* begin Exercise inputs *

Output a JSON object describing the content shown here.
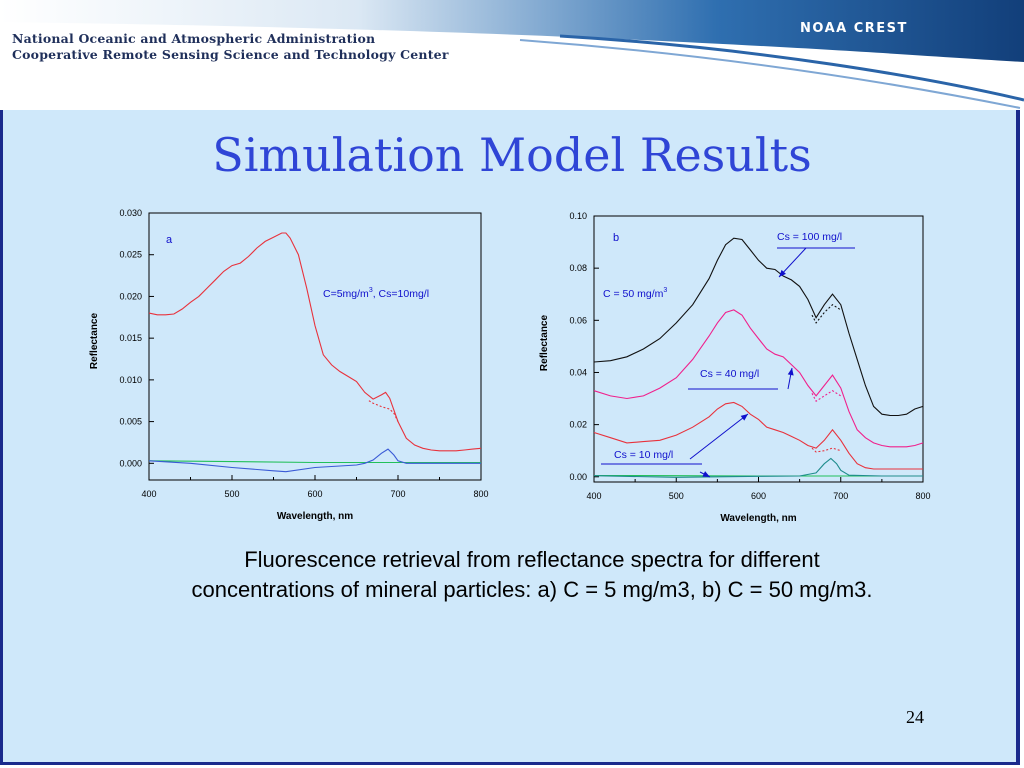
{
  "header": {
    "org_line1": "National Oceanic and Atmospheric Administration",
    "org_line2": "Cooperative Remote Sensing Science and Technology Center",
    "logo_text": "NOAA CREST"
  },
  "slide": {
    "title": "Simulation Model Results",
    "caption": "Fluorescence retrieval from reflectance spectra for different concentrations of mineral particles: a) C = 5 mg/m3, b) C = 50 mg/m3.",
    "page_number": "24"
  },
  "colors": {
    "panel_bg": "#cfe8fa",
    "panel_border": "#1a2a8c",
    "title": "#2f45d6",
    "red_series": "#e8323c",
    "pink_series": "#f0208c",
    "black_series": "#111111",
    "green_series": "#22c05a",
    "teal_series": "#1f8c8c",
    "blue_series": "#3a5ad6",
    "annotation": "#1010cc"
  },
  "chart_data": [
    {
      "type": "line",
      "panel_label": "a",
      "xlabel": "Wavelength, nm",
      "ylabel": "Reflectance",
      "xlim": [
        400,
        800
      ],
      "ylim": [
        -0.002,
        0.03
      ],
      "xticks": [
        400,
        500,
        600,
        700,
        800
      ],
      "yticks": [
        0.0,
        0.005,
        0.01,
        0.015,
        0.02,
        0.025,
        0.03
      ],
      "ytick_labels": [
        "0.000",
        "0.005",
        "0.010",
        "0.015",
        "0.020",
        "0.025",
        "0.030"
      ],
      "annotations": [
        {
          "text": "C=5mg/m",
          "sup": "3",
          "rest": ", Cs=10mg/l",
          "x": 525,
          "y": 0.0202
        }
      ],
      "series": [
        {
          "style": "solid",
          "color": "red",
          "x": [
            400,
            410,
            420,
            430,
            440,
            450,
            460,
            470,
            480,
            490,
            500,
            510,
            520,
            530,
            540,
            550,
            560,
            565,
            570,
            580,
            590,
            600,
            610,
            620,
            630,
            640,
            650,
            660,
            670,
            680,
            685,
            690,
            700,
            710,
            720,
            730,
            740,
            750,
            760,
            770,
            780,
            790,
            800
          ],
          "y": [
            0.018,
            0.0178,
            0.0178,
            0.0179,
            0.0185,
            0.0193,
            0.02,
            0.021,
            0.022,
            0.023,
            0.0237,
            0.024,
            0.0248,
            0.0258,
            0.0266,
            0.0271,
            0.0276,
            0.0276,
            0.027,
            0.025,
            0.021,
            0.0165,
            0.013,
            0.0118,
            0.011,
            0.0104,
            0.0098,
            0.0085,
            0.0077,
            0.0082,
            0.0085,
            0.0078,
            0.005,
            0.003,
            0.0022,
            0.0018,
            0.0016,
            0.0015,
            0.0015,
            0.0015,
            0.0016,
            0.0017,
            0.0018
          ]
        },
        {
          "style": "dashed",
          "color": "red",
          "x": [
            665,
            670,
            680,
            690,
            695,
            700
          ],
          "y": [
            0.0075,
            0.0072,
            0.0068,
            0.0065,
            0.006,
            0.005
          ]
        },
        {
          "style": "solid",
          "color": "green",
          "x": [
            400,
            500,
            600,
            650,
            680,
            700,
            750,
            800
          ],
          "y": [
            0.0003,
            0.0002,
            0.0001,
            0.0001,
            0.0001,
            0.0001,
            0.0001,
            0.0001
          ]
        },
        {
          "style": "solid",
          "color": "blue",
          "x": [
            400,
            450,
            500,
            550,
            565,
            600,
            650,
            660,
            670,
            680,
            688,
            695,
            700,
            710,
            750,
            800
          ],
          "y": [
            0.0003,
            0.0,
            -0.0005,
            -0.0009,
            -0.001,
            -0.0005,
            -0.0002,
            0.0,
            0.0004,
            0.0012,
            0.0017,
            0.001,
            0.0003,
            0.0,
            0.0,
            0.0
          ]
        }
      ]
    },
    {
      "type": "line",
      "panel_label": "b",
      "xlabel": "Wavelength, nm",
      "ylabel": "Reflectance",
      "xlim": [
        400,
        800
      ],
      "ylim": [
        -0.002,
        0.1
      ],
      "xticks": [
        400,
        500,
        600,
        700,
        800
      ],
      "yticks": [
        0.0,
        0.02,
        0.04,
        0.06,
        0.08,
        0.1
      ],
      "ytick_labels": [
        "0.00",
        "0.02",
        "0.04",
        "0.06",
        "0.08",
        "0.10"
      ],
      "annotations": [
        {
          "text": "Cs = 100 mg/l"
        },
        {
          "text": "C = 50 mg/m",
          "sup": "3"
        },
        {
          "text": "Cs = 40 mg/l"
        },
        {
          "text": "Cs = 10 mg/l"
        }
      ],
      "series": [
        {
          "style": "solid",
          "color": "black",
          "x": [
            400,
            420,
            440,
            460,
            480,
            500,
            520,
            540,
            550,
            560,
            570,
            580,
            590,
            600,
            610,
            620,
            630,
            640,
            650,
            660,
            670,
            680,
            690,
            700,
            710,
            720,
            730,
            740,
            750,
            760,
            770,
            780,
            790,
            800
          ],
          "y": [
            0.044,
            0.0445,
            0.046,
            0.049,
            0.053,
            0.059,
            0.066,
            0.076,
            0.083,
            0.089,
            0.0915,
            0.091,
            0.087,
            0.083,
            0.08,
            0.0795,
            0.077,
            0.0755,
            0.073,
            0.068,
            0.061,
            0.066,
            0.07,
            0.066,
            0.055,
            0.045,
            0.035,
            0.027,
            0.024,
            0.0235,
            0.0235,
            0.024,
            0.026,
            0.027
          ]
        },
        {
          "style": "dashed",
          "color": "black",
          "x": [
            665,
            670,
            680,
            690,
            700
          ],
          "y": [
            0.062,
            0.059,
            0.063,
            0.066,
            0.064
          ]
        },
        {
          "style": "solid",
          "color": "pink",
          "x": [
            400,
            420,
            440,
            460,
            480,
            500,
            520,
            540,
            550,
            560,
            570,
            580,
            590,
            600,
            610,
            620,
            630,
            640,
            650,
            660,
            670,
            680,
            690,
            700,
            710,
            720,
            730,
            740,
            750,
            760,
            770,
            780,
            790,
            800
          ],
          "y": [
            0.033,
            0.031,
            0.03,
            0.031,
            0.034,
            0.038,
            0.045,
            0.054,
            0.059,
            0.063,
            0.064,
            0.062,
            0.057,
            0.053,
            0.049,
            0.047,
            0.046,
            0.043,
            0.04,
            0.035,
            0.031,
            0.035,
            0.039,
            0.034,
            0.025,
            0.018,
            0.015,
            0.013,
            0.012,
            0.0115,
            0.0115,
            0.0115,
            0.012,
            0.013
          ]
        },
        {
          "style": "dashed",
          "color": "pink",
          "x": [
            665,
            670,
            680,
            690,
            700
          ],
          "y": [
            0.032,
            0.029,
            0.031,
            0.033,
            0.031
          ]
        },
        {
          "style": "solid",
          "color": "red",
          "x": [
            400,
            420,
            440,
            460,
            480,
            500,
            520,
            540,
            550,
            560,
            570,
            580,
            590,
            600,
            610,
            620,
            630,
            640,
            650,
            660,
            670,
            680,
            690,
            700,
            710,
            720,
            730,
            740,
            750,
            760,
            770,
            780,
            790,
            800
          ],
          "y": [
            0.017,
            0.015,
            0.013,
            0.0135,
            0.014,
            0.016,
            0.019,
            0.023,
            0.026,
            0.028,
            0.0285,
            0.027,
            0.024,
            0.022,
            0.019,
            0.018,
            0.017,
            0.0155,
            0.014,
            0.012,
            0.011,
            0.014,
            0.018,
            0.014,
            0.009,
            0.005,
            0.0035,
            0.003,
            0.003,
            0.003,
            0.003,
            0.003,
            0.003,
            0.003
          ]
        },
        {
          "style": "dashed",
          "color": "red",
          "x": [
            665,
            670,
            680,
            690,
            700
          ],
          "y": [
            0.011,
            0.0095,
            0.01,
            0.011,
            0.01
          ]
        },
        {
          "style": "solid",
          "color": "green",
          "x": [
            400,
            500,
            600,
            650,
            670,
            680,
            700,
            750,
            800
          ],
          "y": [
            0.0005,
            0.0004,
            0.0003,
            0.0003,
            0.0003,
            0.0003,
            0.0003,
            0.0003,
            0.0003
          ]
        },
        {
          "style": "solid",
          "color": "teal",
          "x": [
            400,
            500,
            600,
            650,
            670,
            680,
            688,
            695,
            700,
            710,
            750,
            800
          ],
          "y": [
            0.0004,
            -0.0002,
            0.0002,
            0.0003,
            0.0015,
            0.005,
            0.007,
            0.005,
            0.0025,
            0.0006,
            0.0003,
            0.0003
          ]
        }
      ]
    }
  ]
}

* end Exercise inputs *

Tally up the lines holding the word "title" in the data above, and answer with that figure only.

2